▶ Task material
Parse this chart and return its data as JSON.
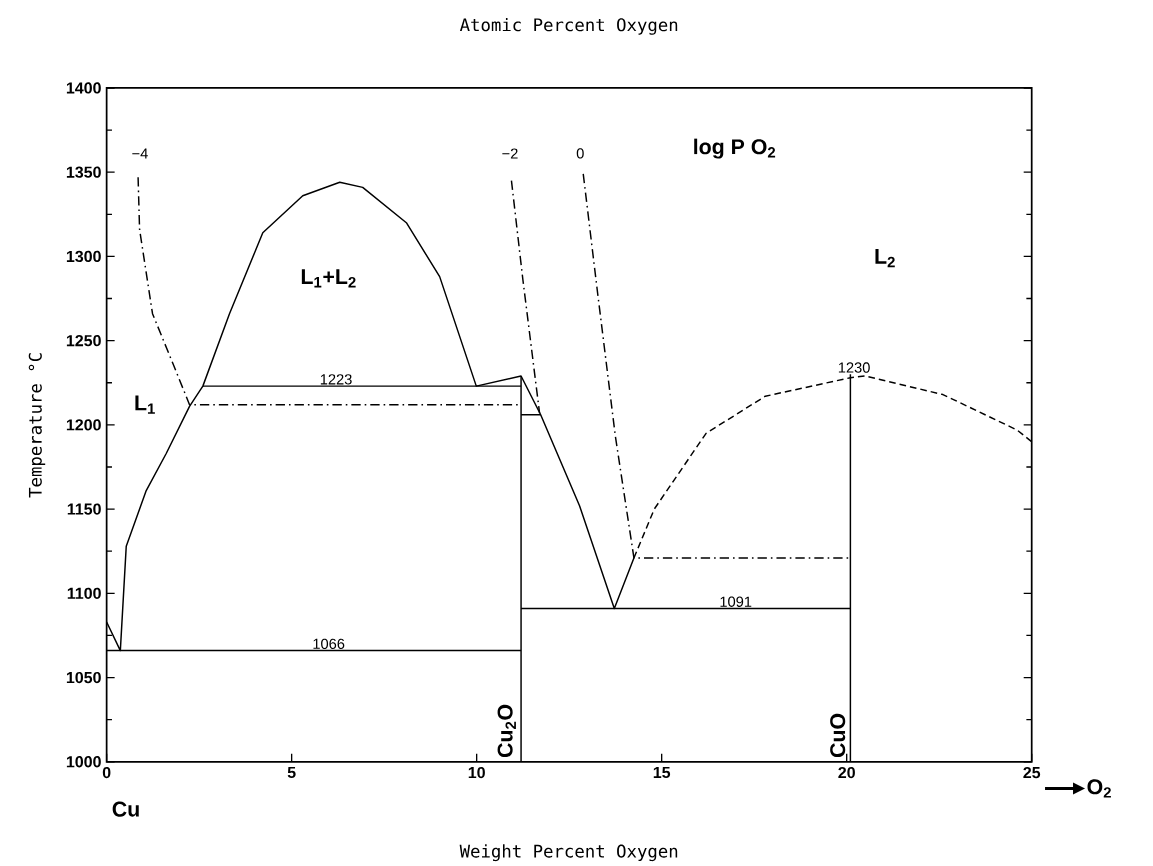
{
  "chart_data": {
    "type": "line",
    "title": "Atomic Percent Oxygen",
    "xlabel": "Weight Percent Oxygen",
    "ylabel": "Temperature °C",
    "xlim": [
      0,
      25
    ],
    "xticks": [
      0,
      5,
      10,
      15,
      20,
      25
    ],
    "ylim": [
      1000,
      1400
    ],
    "yticks": [
      1000,
      1050,
      1100,
      1150,
      1200,
      1250,
      1300,
      1350,
      1400
    ],
    "series": [
      {
        "color": "#000000",
        "line_style": "solid",
        "x": [
          0,
          0.37,
          0.53,
          1.07,
          1.61,
          2.24,
          2.6,
          3.32,
          4.22,
          5.3,
          6.3,
          6.92,
          8.1,
          9.0,
          9.99,
          11.2,
          11.73,
          12.78,
          13.72,
          14.25
        ],
        "values": [
          1083,
          1066,
          1128,
          1161,
          1183,
          1211,
          1223,
          1266,
          1314,
          1336,
          1344,
          1341,
          1320,
          1288,
          1223,
          1229,
          1206,
          1152,
          1091,
          1121
        ]
      },
      {
        "color": "#000000",
        "line_style": "solid",
        "x": [
          2.6,
          11.2
        ],
        "values": [
          1223,
          1223
        ]
      },
      {
        "color": "#000000",
        "line_style": "solid",
        "x": [
          0,
          11.2
        ],
        "values": [
          1066,
          1066
        ]
      },
      {
        "color": "#000000",
        "line_style": "solid",
        "x": [
          11.2,
          20.1
        ],
        "values": [
          1091,
          1091
        ]
      },
      {
        "color": "#000000",
        "line_style": "solid",
        "x": [
          11.2,
          11.2
        ],
        "values": [
          1000,
          1229
        ]
      },
      {
        "color": "#000000",
        "line_style": "solid",
        "x": [
          20.1,
          20.1
        ],
        "values": [
          1000,
          1230
        ]
      },
      {
        "color": "#000000",
        "line_style": "solid",
        "x": [
          11.2,
          11.73
        ],
        "values": [
          1206,
          1206
        ]
      },
      {
        "color": "#000000",
        "line_style": "dashed",
        "x": [
          14.25,
          14.8,
          16.2,
          17.8,
          20.1,
          20.5,
          22.6,
          24.6,
          25
        ],
        "values": [
          1121,
          1150,
          1195,
          1217,
          1228,
          1229,
          1218,
          1197,
          1190
        ]
      },
      {
        "color": "#000000",
        "line_style": "dashdot",
        "x": [
          0.85,
          0.89,
          1.24,
          1.78,
          2.24,
          11.2
        ],
        "values": [
          1347,
          1316,
          1266,
          1237,
          1212,
          1212
        ]
      },
      {
        "color": "#000000",
        "line_style": "dashdot",
        "x": [
          10.94,
          11.25,
          11.7
        ],
        "values": [
          1345,
          1286,
          1207
        ]
      },
      {
        "color": "#000000",
        "line_style": "dashdot",
        "x": [
          12.88,
          13.27,
          13.75,
          14.25,
          20.1
        ],
        "values": [
          1349,
          1278,
          1193,
          1121,
          1121
        ]
      }
    ],
    "annotations": [
      "−4",
      "−2",
      "0",
      "log P O$_{2}$",
      "L$_{1}$",
      "L$_{1}$+L$_{2}$",
      "L$_{2}$",
      {
        "text": "1223",
        "x": 6.2,
        "y": 1223
      },
      {
        "text": "1066",
        "x": 6.0,
        "y": 1066
      },
      {
        "text": "1091",
        "x": 17.0,
        "y": 1091
      },
      {
        "text": "1230",
        "x": 20.2,
        "y": 1230
      },
      {
        "text": "Cu$_{2}$O",
        "x": 11.2,
        "y": 1000
      },
      {
        "text": "CuO",
        "x": 20.1,
        "y": 1000
      },
      "Cu",
      "O$_{2}$"
    ]
  }
}
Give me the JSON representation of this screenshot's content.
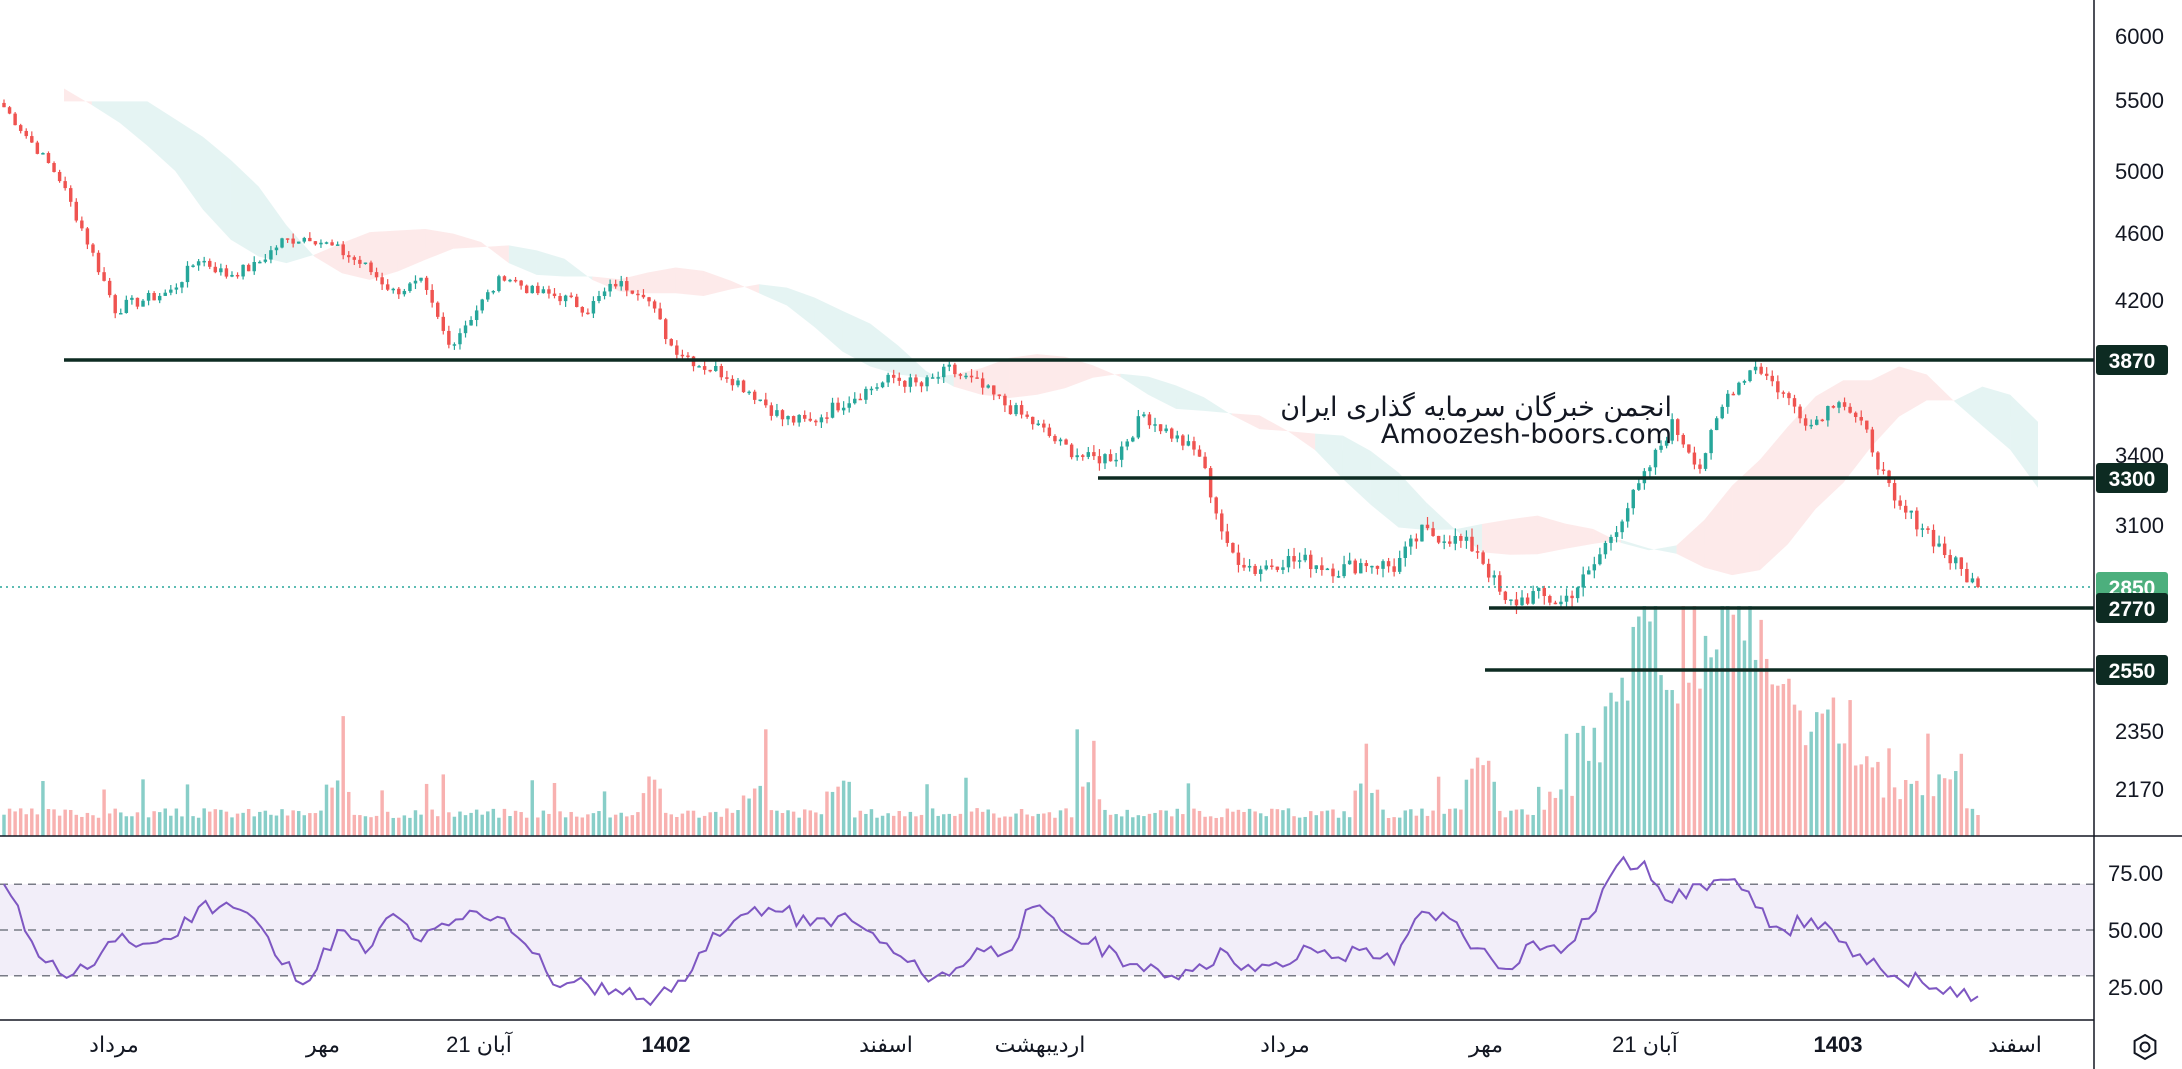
{
  "watermark": {
    "line1": "انجمن خبرگان سرمایه گذاری ایران",
    "line2": "Amoozesh-boors.com"
  },
  "chart_data": [
    {
      "type": "candlestick",
      "title": "",
      "ylim": [
        1950,
        6200
      ],
      "y_ticks": [
        {
          "value": 6000,
          "label": "6000"
        },
        {
          "value": 5500,
          "label": "5500"
        },
        {
          "value": 5000,
          "label": "5000"
        },
        {
          "value": 4600,
          "label": "4600"
        },
        {
          "value": 4200,
          "label": "4200"
        },
        {
          "value": 3400,
          "label": "3400"
        },
        {
          "value": 3100,
          "label": "3100"
        },
        {
          "value": 2350,
          "label": "2350"
        },
        {
          "value": 2170,
          "label": "2170"
        }
      ],
      "level_tags": [
        {
          "value": 3870,
          "label": "3870",
          "color": "#0d2b22"
        },
        {
          "value": 3300,
          "label": "3300",
          "color": "#0d2b22"
        },
        {
          "value": 2850,
          "label": "2850",
          "color": "#4caf7d"
        },
        {
          "value": 2770,
          "label": "2770",
          "color": "#0d2b22"
        },
        {
          "value": 2550,
          "label": "2550",
          "color": "#0d2b22"
        }
      ],
      "horizontal_levels": [
        3870,
        3300,
        2770,
        2550
      ],
      "last_price": 2850,
      "x_labels": [
        {
          "label": "مرداد",
          "bold": false
        },
        {
          "label": "مهر",
          "bold": false
        },
        {
          "label": "21 آبان",
          "bold": false
        },
        {
          "label": "1402",
          "bold": true
        },
        {
          "label": "اسفند",
          "bold": false
        },
        {
          "label": "اردیبهشت",
          "bold": false
        },
        {
          "label": "مرداد",
          "bold": false
        },
        {
          "label": "مهر",
          "bold": false
        },
        {
          "label": "21 آبان",
          "bold": false
        },
        {
          "label": "1403",
          "bold": true
        },
        {
          "label": "اسفند",
          "bold": false
        }
      ],
      "series": [
        {
          "name": "close",
          "values": [
            5450,
            5200,
            4950,
            4550,
            4150,
            4200,
            4250,
            4450,
            4350,
            4400,
            4550,
            4580,
            4500,
            4400,
            4250,
            4300,
            3950,
            4150,
            4350,
            4250,
            4220,
            4150,
            4300,
            4250,
            3950,
            3850,
            3800,
            3700,
            3580,
            3560,
            3650,
            3720,
            3780,
            3740,
            3820,
            3750,
            3650,
            3560,
            3450,
            3380,
            3400,
            3600,
            3500,
            3400,
            3000,
            2920,
            2960,
            2950,
            2920,
            2950,
            2930,
            3070,
            3050,
            3000,
            2780,
            2820,
            2790,
            2900,
            3100,
            3300,
            3550,
            3350,
            3700,
            3850,
            3700,
            3550,
            3690,
            3500,
            3180,
            3100,
            2960,
            2850
          ]
        },
        {
          "name": "volume",
          "values": [
            1,
            1,
            1,
            1,
            1,
            1,
            1,
            1,
            1,
            1,
            1,
            1,
            2,
            1,
            1,
            1,
            1,
            1,
            1,
            1,
            1,
            1,
            1,
            1,
            1,
            1,
            1,
            2,
            1,
            1,
            2,
            1,
            1,
            1,
            1,
            1,
            1,
            1,
            1,
            2,
            1,
            1,
            1,
            1,
            1,
            1,
            1,
            1,
            1,
            2,
            1,
            1,
            1,
            3,
            1,
            1,
            2,
            4,
            7,
            9,
            6,
            8,
            10,
            8,
            6,
            5,
            5,
            3,
            2,
            2,
            3,
            1
          ]
        }
      ]
    },
    {
      "type": "line",
      "title": "",
      "ylim": [
        15,
        85
      ],
      "y_ticks": [
        {
          "value": 75,
          "label": "75.00"
        },
        {
          "value": 50,
          "label": "50.00"
        },
        {
          "value": 25,
          "label": "25.00"
        }
      ],
      "bands": [
        30,
        50,
        70
      ],
      "series": [
        {
          "name": "",
          "values": [
            70,
            45,
            31,
            33,
            45,
            44,
            46,
            60,
            62,
            55,
            35,
            28,
            50,
            40,
            57,
            45,
            52,
            58,
            55,
            40,
            25,
            26,
            24,
            20,
            23,
            40,
            50,
            60,
            58,
            52,
            56,
            50,
            40,
            31,
            30,
            42,
            40,
            60,
            50,
            44,
            40,
            32,
            30,
            35,
            40,
            32,
            34,
            42,
            38,
            42,
            35,
            58,
            55,
            42,
            33,
            45,
            40,
            55,
            78,
            80,
            62,
            70,
            72,
            60,
            50,
            55,
            45,
            35,
            30,
            27,
            25,
            21
          ]
        }
      ]
    }
  ]
}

▶ Task to carry out
Isolate each line of the listing above that includes "text". Copy it.

▶ Result below
        "text": "1223",
        "text": "1066",
        "text": "1091",
        "text": "1230",
        "text": "Cu$_{2}$O",
        "text": "CuO",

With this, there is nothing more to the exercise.